(Lines of data)
##########
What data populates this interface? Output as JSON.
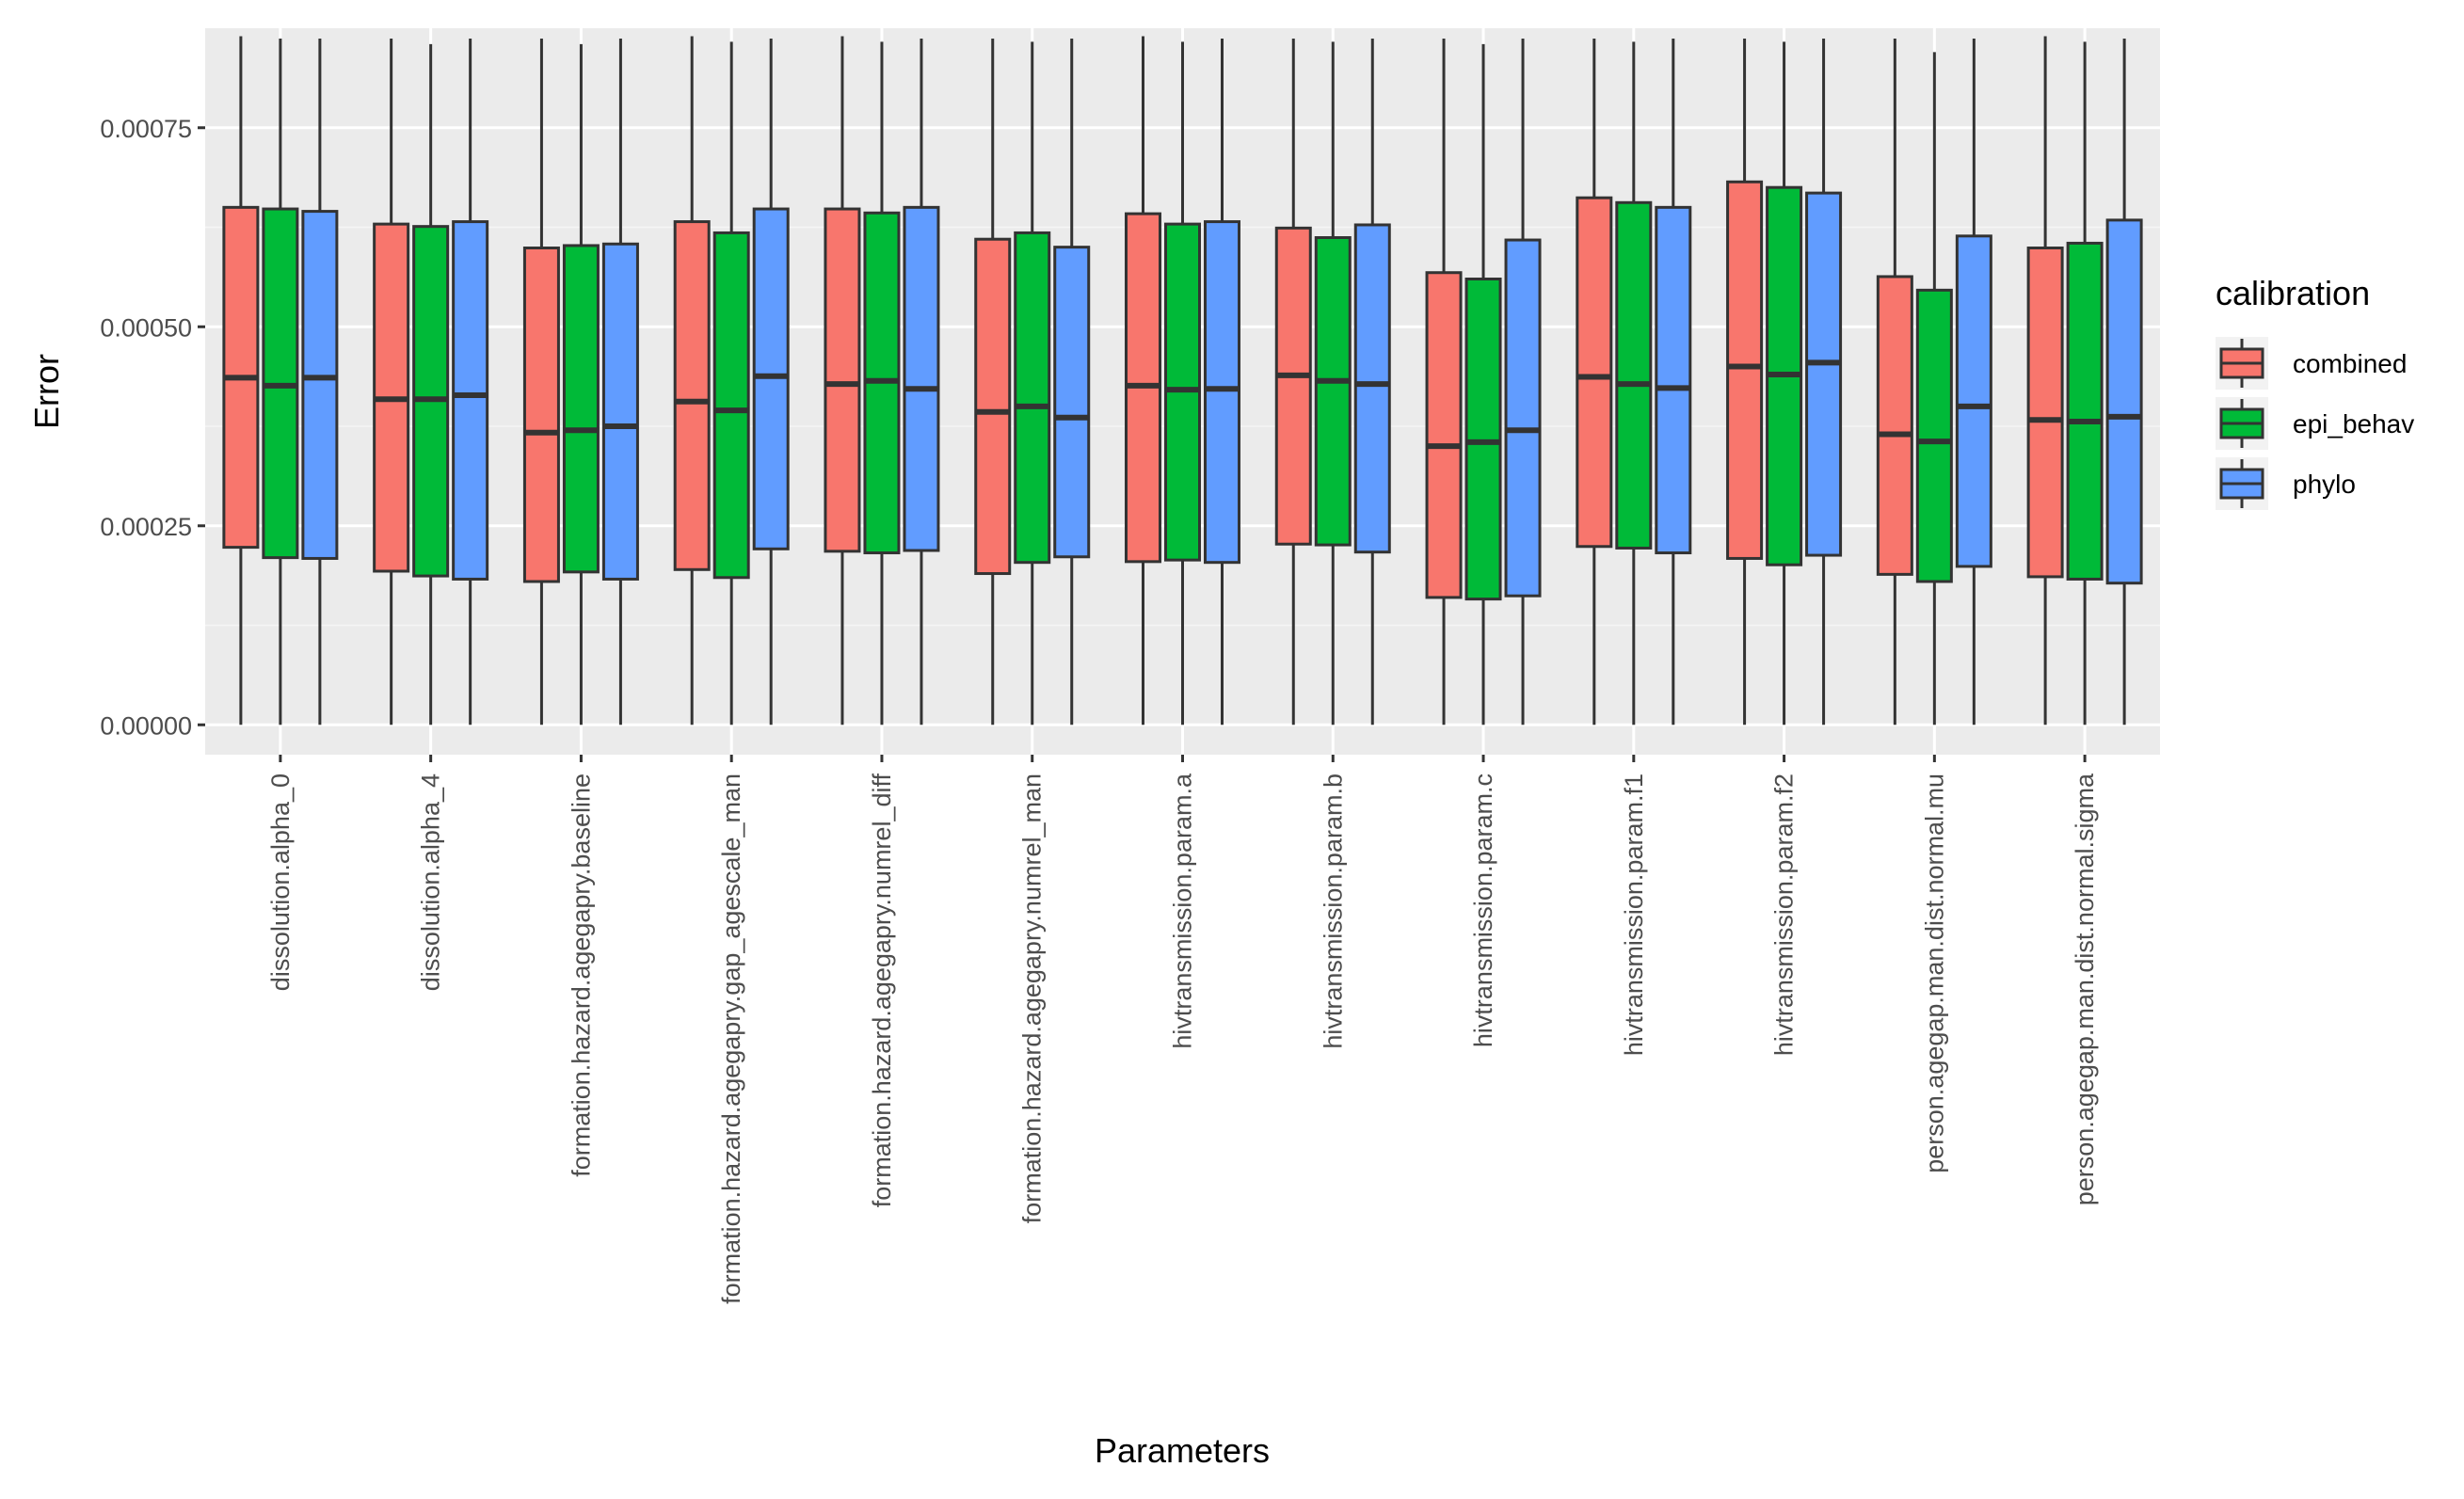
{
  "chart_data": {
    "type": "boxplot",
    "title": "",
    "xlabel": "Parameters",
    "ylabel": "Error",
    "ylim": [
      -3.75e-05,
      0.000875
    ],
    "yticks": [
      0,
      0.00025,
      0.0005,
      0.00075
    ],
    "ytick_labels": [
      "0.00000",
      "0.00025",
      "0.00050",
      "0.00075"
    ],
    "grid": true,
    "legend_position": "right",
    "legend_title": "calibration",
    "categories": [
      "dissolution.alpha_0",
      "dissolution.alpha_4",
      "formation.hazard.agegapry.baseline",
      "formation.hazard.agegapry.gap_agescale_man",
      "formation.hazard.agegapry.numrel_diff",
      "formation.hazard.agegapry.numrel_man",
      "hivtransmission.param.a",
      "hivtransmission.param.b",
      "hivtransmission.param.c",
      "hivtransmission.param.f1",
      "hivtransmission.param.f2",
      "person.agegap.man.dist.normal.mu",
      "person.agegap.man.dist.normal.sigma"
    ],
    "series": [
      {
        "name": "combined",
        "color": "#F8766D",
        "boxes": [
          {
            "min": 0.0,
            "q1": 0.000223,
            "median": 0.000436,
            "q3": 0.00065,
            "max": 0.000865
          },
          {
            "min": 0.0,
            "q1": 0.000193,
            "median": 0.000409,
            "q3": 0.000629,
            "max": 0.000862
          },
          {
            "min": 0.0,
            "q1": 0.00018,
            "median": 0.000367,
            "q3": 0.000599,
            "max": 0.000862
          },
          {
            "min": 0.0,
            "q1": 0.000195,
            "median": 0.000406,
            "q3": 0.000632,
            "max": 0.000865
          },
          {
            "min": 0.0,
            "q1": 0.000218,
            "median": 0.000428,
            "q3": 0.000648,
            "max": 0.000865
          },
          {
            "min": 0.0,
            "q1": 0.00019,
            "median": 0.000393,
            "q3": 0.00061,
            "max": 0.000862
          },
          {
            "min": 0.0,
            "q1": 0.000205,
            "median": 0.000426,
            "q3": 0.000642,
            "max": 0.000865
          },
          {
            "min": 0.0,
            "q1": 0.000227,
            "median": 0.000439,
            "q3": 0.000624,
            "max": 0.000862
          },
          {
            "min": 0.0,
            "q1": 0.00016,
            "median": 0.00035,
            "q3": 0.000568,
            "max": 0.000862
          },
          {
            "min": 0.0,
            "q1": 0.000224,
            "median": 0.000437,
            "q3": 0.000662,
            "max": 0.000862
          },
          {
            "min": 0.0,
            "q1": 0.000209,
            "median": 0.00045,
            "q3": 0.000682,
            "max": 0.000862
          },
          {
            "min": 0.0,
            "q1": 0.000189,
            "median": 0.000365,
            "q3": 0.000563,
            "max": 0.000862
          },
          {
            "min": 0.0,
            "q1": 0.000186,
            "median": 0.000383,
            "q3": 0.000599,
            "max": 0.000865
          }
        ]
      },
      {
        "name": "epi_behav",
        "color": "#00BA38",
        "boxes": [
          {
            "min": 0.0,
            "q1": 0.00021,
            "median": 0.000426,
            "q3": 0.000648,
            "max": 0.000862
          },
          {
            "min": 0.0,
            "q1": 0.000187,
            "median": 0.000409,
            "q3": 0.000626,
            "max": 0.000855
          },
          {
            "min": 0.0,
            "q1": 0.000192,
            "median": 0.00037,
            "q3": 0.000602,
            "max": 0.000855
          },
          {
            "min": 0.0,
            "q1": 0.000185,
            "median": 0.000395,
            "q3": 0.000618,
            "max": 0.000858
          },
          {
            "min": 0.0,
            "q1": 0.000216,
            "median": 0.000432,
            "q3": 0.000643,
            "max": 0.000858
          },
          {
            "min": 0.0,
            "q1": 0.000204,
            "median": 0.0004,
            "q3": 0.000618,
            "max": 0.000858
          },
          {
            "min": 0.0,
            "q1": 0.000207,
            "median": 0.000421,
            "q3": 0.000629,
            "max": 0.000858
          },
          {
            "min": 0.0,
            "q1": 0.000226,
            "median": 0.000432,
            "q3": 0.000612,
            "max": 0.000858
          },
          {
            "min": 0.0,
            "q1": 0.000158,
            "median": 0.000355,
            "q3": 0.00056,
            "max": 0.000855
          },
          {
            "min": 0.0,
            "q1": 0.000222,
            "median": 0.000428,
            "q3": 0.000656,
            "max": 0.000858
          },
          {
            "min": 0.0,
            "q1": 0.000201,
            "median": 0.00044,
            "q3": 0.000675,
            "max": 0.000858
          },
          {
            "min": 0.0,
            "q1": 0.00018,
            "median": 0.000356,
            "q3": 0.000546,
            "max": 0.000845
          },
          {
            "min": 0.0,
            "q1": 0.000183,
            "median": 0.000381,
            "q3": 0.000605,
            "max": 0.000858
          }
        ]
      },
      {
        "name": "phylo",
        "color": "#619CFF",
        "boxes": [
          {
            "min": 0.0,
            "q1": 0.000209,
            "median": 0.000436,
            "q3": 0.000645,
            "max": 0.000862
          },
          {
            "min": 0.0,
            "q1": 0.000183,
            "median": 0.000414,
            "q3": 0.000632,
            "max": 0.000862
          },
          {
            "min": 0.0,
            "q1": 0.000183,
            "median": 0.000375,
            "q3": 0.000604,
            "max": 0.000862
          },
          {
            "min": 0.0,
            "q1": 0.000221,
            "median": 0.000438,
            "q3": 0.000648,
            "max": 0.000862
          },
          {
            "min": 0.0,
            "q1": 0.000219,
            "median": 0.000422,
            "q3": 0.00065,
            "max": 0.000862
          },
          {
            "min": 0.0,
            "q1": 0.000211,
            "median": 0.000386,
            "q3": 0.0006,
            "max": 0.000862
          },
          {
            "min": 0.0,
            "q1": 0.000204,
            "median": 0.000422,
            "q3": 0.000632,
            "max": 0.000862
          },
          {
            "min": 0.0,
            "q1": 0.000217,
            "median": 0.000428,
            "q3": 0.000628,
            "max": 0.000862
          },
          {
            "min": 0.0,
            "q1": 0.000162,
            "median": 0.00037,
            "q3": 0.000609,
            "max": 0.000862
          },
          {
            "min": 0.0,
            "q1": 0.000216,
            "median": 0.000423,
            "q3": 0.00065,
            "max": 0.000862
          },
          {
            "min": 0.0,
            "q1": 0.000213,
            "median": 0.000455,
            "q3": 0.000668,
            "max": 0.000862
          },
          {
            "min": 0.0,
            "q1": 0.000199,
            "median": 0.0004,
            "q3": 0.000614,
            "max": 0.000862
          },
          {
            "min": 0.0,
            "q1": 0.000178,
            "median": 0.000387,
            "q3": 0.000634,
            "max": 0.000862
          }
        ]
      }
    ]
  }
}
##########
## EXERCISE BRIEF
Look through the records and gather each line with the word "name".

## REPLY
        "name": "combined",
        "name": "epi_behav",
        "name": "phylo",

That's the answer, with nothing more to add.